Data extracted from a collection
^^^^^^^^

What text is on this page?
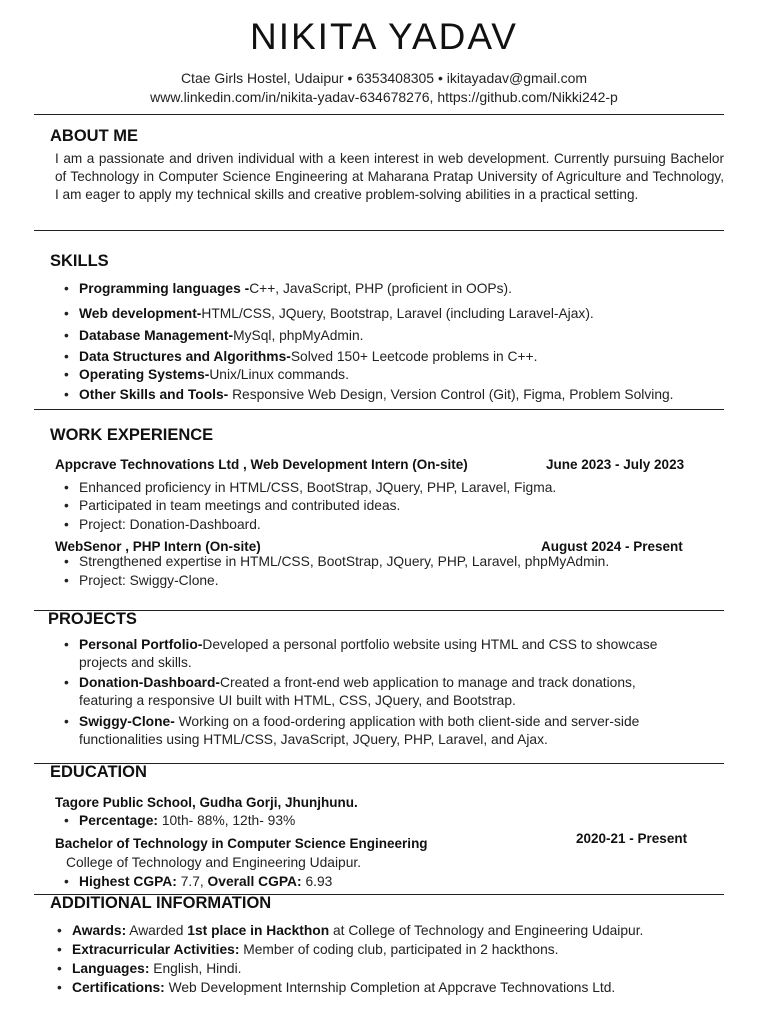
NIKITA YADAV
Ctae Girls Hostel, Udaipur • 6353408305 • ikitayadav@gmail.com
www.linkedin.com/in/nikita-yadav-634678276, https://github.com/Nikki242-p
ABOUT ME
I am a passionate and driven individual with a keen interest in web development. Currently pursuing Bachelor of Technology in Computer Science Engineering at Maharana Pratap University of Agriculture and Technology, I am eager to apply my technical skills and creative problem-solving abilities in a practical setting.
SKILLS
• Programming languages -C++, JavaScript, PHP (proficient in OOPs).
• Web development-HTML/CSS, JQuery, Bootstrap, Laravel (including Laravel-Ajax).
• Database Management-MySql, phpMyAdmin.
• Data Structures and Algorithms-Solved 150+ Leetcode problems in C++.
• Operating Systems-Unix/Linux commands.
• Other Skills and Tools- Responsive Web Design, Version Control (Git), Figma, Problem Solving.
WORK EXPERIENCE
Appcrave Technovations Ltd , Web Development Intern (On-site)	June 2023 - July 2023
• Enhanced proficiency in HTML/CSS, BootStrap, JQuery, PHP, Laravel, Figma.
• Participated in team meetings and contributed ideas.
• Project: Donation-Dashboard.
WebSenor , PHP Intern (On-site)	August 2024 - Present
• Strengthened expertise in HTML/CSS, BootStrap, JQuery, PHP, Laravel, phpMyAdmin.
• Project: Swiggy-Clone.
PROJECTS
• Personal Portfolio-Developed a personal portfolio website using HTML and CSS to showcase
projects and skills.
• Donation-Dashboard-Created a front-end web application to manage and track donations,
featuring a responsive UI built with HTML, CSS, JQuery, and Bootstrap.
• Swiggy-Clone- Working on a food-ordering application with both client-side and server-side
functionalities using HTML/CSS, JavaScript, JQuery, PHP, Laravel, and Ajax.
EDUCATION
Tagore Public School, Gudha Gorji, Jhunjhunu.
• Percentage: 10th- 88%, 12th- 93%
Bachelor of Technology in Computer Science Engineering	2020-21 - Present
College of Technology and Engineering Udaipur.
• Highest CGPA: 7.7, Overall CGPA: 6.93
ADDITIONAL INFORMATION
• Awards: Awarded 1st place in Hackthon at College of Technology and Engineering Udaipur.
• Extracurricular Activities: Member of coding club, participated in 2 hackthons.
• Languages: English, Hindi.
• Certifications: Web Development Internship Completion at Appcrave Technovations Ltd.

^^^^^^^^

Show, from the material above, each line that includes the string "College".

College of Technology and Engineering Udaipur.
• Awards: Awarded 1st place in Hackthon at College of Technology and Engineering Udaipur.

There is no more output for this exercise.